— Given task —
Every line containing the word "release" needs to be found and copied.

— Stored entries —
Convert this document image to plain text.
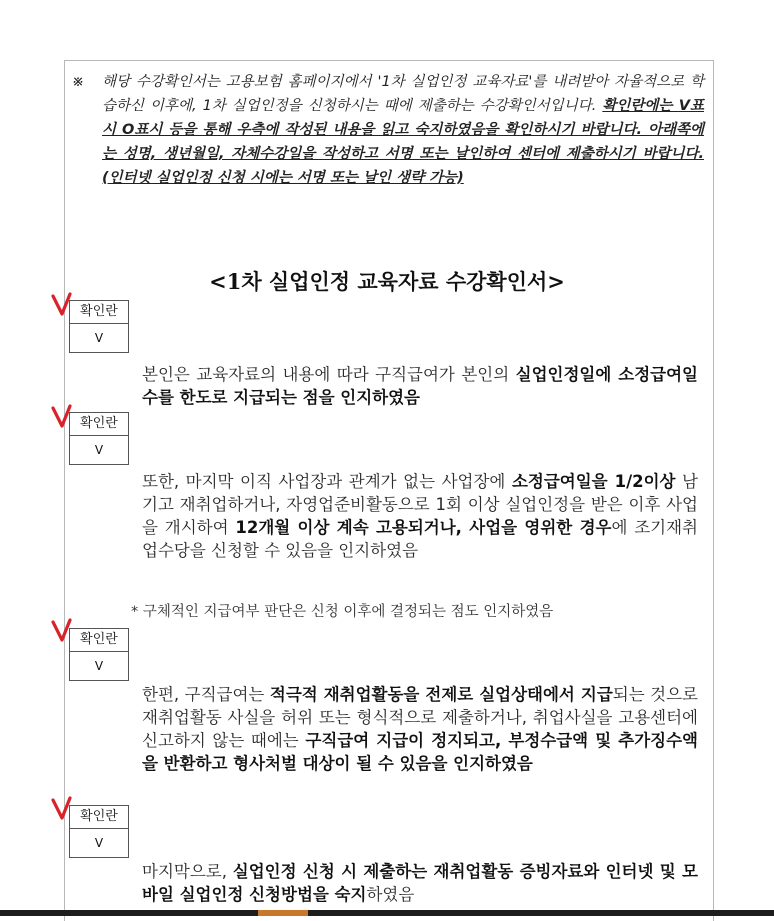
※ 해당 수강확인서는 고용보험 홈페이지에서 '1차 실업인정 교육자료'를 내려받아 자율적으로 학습하신 이후에, 1차 실업인정을 신청하시는 때에 제출하는 수강확인서입니다. 확인란에는 V표시 O표시 등을 통해 우측에 작성된 내용을 읽고 숙지하였음을 확인하시기 바랍니다. 아래쪽에는 성명, 생년월일, 자체수강일을 작성하고 서명 또는 날인하여 센터에 제출하시기 바랍니다.(인터넷 실업인정 신청 시에는 서명 또는 날인 생략 가능)
<1차 실업인정 교육자료 수강확인서>
확인란
V
본인은 교육자료의 내용에 따라 구직급여가 본인의 실업인정일에 소정급여일수를 한도로 지급되는 점을 인지하였음
확인란
V
또한, 마지막 이직 사업장과 관계가 없는 사업장에 소정급여일을 1/2이상 남기고 재취업하거나, 자영업준비활동으로 1회 이상 실업인정을 받은 이후 사업을 개시하여 12개월 이상 계속 고용되거나, 사업을 영위한 경우에 조기재취업수당을 신청할 수 있음을 인지하였음
* 구체적인 지급여부 판단은 신청 이후에 결정되는 점도 인지하였음
확인란
V
한편, 구직급여는 적극적 재취업활동을 전제로 실업상태에서 지급되는 것으로 재취업활동 사실을 허위 또는 형식적으로 제출하거나, 취업사실을 고용센터에 신고하지 않는 때에는 구직급여 지급이 정지되고, 부정수급액 및 추가징수액을 반환하고 형사처벌 대상이 될 수 있음을 인지하였음
확인란
V
마지막으로, 실업인정 신청 시 제출하는 재취업활동 증빙자료와 인터넷 및 모바일 실업인정 신청방법을 숙지하였음
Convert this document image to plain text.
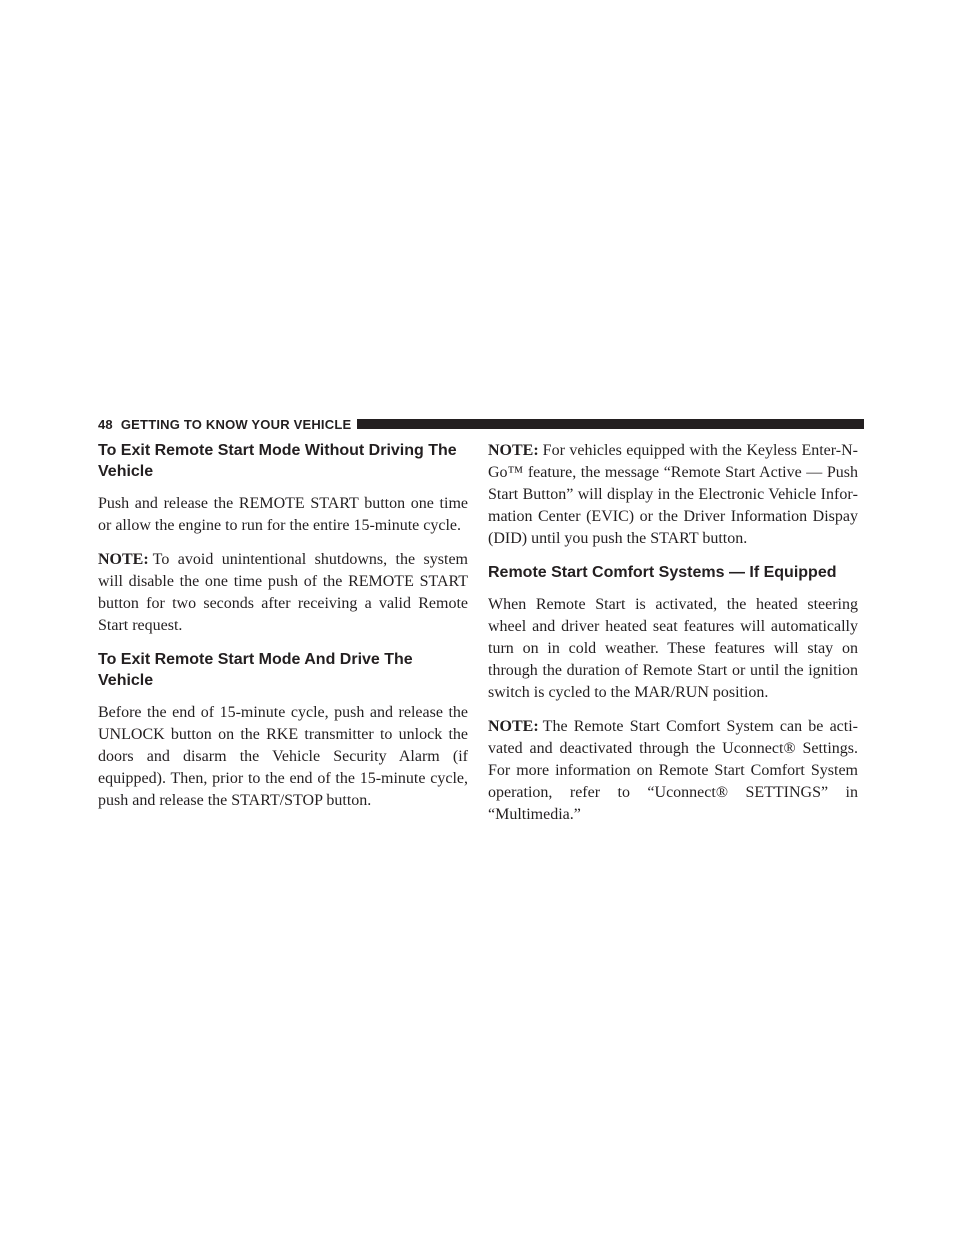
48 GETTING TO KNOW YOUR VEHICLE
To Exit Remote Start Mode Without Driving The Vehicle

Push and release the REMOTE START button one time or allow the engine to run for the entire 15-minute cycle.

NOTE: To avoid unintentional shutdowns, the system will disable the one time push of the REMOTE START button for two seconds after receiving a valid Remote Start request.

To Exit Remote Start Mode And Drive The Vehicle

Before the end of 15-minute cycle, push and release the UNLOCK button on the RKE transmitter to unlock the doors and disarm the Vehicle Security Alarm (if equipped). Then, prior to the end of the 15-minute cycle, push and release the START/STOP button.

NOTE: For vehicles equipped with the Keyless Enter-N-Go™ feature, the message “Remote Start Active — Push Start Button” will display in the Electronic Vehicle Information Center (EVIC) or the Driver Information Dispay (DID) until you push the START button.

Remote Start Comfort Systems — If Equipped

When Remote Start is activated, the heated steering wheel and driver heated seat features will automatically turn on in cold weather. These features will stay on through the duration of Remote Start or until the ignition switch is cycled to the MAR/RUN position.

NOTE: The Remote Start Comfort System can be activated and deactivated through the Uconnect® Settings. For more information on Remote Start Comfort System operation, refer to “Uconnect® SETTINGS” in “Multimedia.”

— Task answer —
Push and release the REMOTE START button one time or allow the engine to run for the entire 15-minute cycle.
Before the end of 15-minute cycle, push and release the UNLOCK button on the RKE transmitter to unlock the doors and disarm the Vehicle Security Alarm (if equipped). Then, prior to the end of the 15-minute cycle, push and release the START/STOP button.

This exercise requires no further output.